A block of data
++++++

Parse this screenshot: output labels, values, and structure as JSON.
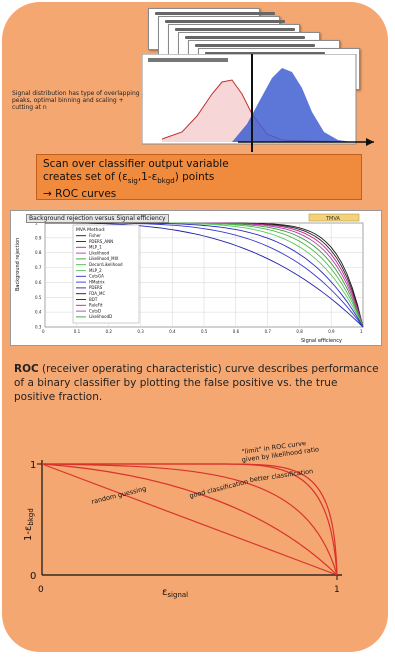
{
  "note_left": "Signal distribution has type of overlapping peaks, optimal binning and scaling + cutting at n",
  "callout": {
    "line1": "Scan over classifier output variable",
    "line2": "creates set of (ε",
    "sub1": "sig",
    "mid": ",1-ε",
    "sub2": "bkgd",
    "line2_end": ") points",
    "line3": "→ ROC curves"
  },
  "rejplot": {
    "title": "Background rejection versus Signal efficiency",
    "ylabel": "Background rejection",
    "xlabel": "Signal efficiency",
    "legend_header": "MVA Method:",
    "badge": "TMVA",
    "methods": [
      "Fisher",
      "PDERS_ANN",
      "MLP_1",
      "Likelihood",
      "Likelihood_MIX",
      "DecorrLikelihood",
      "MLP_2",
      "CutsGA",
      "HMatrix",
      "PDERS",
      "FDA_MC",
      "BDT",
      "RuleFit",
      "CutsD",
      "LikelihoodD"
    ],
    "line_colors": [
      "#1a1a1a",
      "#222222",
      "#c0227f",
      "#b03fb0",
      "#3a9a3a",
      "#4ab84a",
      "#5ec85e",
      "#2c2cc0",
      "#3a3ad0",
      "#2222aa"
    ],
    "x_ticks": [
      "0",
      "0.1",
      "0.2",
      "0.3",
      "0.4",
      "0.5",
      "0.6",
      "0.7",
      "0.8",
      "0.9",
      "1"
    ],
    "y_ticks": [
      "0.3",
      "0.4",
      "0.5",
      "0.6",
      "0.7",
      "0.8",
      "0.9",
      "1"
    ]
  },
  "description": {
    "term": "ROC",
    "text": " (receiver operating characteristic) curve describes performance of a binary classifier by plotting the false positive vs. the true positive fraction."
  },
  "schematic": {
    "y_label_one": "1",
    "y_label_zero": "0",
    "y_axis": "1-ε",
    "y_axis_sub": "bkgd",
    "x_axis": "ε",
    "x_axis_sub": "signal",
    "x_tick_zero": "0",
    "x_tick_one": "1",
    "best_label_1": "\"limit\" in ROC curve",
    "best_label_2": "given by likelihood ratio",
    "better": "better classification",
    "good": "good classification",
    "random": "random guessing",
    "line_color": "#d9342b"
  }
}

++++++

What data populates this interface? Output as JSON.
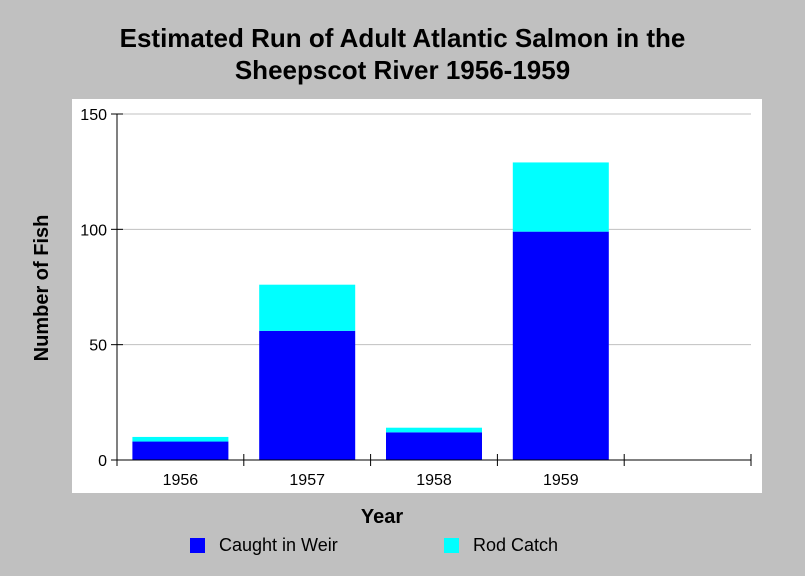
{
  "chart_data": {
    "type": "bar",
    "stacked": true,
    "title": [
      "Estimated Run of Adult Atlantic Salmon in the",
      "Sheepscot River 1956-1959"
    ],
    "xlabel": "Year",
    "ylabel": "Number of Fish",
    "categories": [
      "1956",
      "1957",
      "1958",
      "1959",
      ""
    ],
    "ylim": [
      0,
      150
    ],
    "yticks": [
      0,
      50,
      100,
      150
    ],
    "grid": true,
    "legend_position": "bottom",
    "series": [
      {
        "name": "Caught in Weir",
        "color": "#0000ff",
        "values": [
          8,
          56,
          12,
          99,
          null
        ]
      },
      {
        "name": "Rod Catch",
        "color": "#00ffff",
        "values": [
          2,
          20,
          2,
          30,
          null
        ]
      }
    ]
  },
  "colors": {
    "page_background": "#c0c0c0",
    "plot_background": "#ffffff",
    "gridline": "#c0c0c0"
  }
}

++++++

DIRECTION:
Point out every line holding the string "this" and copy it.

COMPLETE RESPONSE:
Parse this screenshot: output labels, values, and structure as JSON.
What data populates this interface? Output as JSON.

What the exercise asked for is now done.